[Raw records]
>> begin

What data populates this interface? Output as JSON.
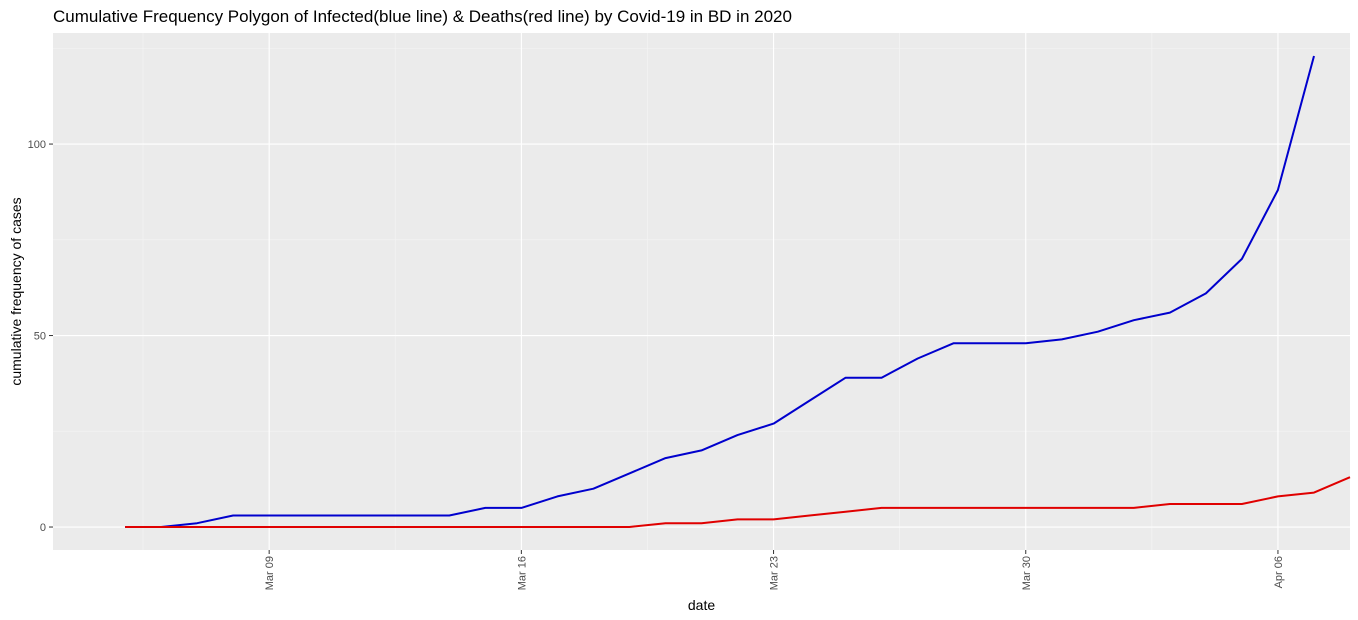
{
  "chart_data": {
    "type": "line",
    "title": "Cumulative Frequency Polygon of Infected(blue line) & Deaths(red line) by Covid-19 in BD in 2020",
    "xlabel": "date",
    "ylabel": "cumulative frequency of cases",
    "x_type": "date",
    "xlim": [
      "2020-03-03",
      "2020-04-08"
    ],
    "ylim": [
      -6,
      129
    ],
    "x_ticks": [
      {
        "date": "2020-03-09",
        "label": "Mar 09"
      },
      {
        "date": "2020-03-16",
        "label": "Mar 16"
      },
      {
        "date": "2020-03-23",
        "label": "Mar 23"
      },
      {
        "date": "2020-03-30",
        "label": "Mar 30"
      },
      {
        "date": "2020-04-06",
        "label": "Apr 06"
      }
    ],
    "y_ticks": [
      0,
      50,
      100
    ],
    "y_minor": [
      25,
      75,
      125
    ],
    "grid": true,
    "background": "#ebebeb",
    "series": [
      {
        "color": "#0000cd",
        "points": [
          [
            "2020-03-05",
            0
          ],
          [
            "2020-03-06",
            0
          ],
          [
            "2020-03-07",
            1
          ],
          [
            "2020-03-08",
            3
          ],
          [
            "2020-03-09",
            3
          ],
          [
            "2020-03-10",
            3
          ],
          [
            "2020-03-11",
            3
          ],
          [
            "2020-03-12",
            3
          ],
          [
            "2020-03-13",
            3
          ],
          [
            "2020-03-14",
            3
          ],
          [
            "2020-03-15",
            5
          ],
          [
            "2020-03-16",
            5
          ],
          [
            "2020-03-17",
            8
          ],
          [
            "2020-03-18",
            10
          ],
          [
            "2020-03-19",
            14
          ],
          [
            "2020-03-20",
            18
          ],
          [
            "2020-03-21",
            20
          ],
          [
            "2020-03-22",
            24
          ],
          [
            "2020-03-23",
            27
          ],
          [
            "2020-03-24",
            33
          ],
          [
            "2020-03-25",
            39
          ],
          [
            "2020-03-26",
            39
          ],
          [
            "2020-03-27",
            44
          ],
          [
            "2020-03-28",
            48
          ],
          [
            "2020-03-29",
            48
          ],
          [
            "2020-03-30",
            48
          ],
          [
            "2020-03-31",
            49
          ],
          [
            "2020-04-01",
            51
          ],
          [
            "2020-04-02",
            54
          ],
          [
            "2020-04-03",
            56
          ],
          [
            "2020-04-04",
            61
          ],
          [
            "2020-04-05",
            70
          ],
          [
            "2020-04-06",
            88
          ],
          [
            "2020-04-07",
            123
          ]
        ]
      },
      {
        "color": "#e00000",
        "points": [
          [
            "2020-03-05",
            0
          ],
          [
            "2020-03-06",
            0
          ],
          [
            "2020-03-07",
            0
          ],
          [
            "2020-03-08",
            0
          ],
          [
            "2020-03-09",
            0
          ],
          [
            "2020-03-10",
            0
          ],
          [
            "2020-03-11",
            0
          ],
          [
            "2020-03-12",
            0
          ],
          [
            "2020-03-13",
            0
          ],
          [
            "2020-03-14",
            0
          ],
          [
            "2020-03-15",
            0
          ],
          [
            "2020-03-16",
            0
          ],
          [
            "2020-03-17",
            0
          ],
          [
            "2020-03-18",
            0
          ],
          [
            "2020-03-19",
            0
          ],
          [
            "2020-03-20",
            1
          ],
          [
            "2020-03-21",
            1
          ],
          [
            "2020-03-22",
            2
          ],
          [
            "2020-03-23",
            2
          ],
          [
            "2020-03-24",
            3
          ],
          [
            "2020-03-25",
            4
          ],
          [
            "2020-03-26",
            5
          ],
          [
            "2020-03-27",
            5
          ],
          [
            "2020-03-28",
            5
          ],
          [
            "2020-03-29",
            5
          ],
          [
            "2020-03-30",
            5
          ],
          [
            "2020-03-31",
            5
          ],
          [
            "2020-04-01",
            5
          ],
          [
            "2020-04-02",
            5
          ],
          [
            "2020-04-03",
            6
          ],
          [
            "2020-04-04",
            6
          ],
          [
            "2020-04-05",
            6
          ],
          [
            "2020-04-06",
            8
          ],
          [
            "2020-04-07",
            9
          ],
          [
            "2020-04-08",
            13
          ]
        ]
      }
    ]
  }
}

>> end

→ Objective
Repeat every record above exactly, but leave out any pictures.

→ Written answer
What data populates this interface? Output as JSON.
{
  "chart_data": {
    "type": "line",
    "title": "Cumulative Frequency Polygon of Infected(blue line) & Deaths(red line) by Covid-19 in BD in 2020",
    "xlabel": "date",
    "ylabel": "cumulative frequency of cases",
    "x_type": "date",
    "xlim": [
      "2020-03-03",
      "2020-04-08"
    ],
    "ylim": [
      -6,
      129
    ],
    "x_ticks": [
      {
        "date": "2020-03-09",
        "label": "Mar 09"
      },
      {
        "date": "2020-03-16",
        "label": "Mar 16"
      },
      {
        "date": "2020-03-23",
        "label": "Mar 23"
      },
      {
        "date": "2020-03-30",
        "label": "Mar 30"
      },
      {
        "date": "2020-04-06",
        "label": "Apr 06"
      }
    ],
    "y_ticks": [
      0,
      50,
      100
    ],
    "y_minor": [
      25,
      75,
      125
    ],
    "grid": true,
    "background": "#ebebeb",
    "series": [
      {
        "color": "#0000cd",
        "points": [
          [
            "2020-03-05",
            0
          ],
          [
            "2020-03-06",
            0
          ],
          [
            "2020-03-07",
            1
          ],
          [
            "2020-03-08",
            3
          ],
          [
            "2020-03-09",
            3
          ],
          [
            "2020-03-10",
            3
          ],
          [
            "2020-03-11",
            3
          ],
          [
            "2020-03-12",
            3
          ],
          [
            "2020-03-13",
            3
          ],
          [
            "2020-03-14",
            3
          ],
          [
            "2020-03-15",
            5
          ],
          [
            "2020-03-16",
            5
          ],
          [
            "2020-03-17",
            8
          ],
          [
            "2020-03-18",
            10
          ],
          [
            "2020-03-19",
            14
          ],
          [
            "2020-03-20",
            18
          ],
          [
            "2020-03-21",
            20
          ],
          [
            "2020-03-22",
            24
          ],
          [
            "2020-03-23",
            27
          ],
          [
            "2020-03-24",
            33
          ],
          [
            "2020-03-25",
            39
          ],
          [
            "2020-03-26",
            39
          ],
          [
            "2020-03-27",
            44
          ],
          [
            "2020-03-28",
            48
          ],
          [
            "2020-03-29",
            48
          ],
          [
            "2020-03-30",
            48
          ],
          [
            "2020-03-31",
            49
          ],
          [
            "2020-04-01",
            51
          ],
          [
            "2020-04-02",
            54
          ],
          [
            "2020-04-03",
            56
          ],
          [
            "2020-04-04",
            61
          ],
          [
            "2020-04-05",
            70
          ],
          [
            "2020-04-06",
            88
          ],
          [
            "2020-04-07",
            123
          ]
        ]
      },
      {
        "color": "#e00000",
        "points": [
          [
            "2020-03-05",
            0
          ],
          [
            "2020-03-06",
            0
          ],
          [
            "2020-03-07",
            0
          ],
          [
            "2020-03-08",
            0
          ],
          [
            "2020-03-09",
            0
          ],
          [
            "2020-03-10",
            0
          ],
          [
            "2020-03-11",
            0
          ],
          [
            "2020-03-12",
            0
          ],
          [
            "2020-03-13",
            0
          ],
          [
            "2020-03-14",
            0
          ],
          [
            "2020-03-15",
            0
          ],
          [
            "2020-03-16",
            0
          ],
          [
            "2020-03-17",
            0
          ],
          [
            "2020-03-18",
            0
          ],
          [
            "2020-03-19",
            0
          ],
          [
            "2020-03-20",
            1
          ],
          [
            "2020-03-21",
            1
          ],
          [
            "2020-03-22",
            2
          ],
          [
            "2020-03-23",
            2
          ],
          [
            "2020-03-24",
            3
          ],
          [
            "2020-03-25",
            4
          ],
          [
            "2020-03-26",
            5
          ],
          [
            "2020-03-27",
            5
          ],
          [
            "2020-03-28",
            5
          ],
          [
            "2020-03-29",
            5
          ],
          [
            "2020-03-30",
            5
          ],
          [
            "2020-03-31",
            5
          ],
          [
            "2020-04-01",
            5
          ],
          [
            "2020-04-02",
            5
          ],
          [
            "2020-04-03",
            6
          ],
          [
            "2020-04-04",
            6
          ],
          [
            "2020-04-05",
            6
          ],
          [
            "2020-04-06",
            8
          ],
          [
            "2020-04-07",
            9
          ],
          [
            "2020-04-08",
            13
          ]
        ]
      }
    ]
  }
}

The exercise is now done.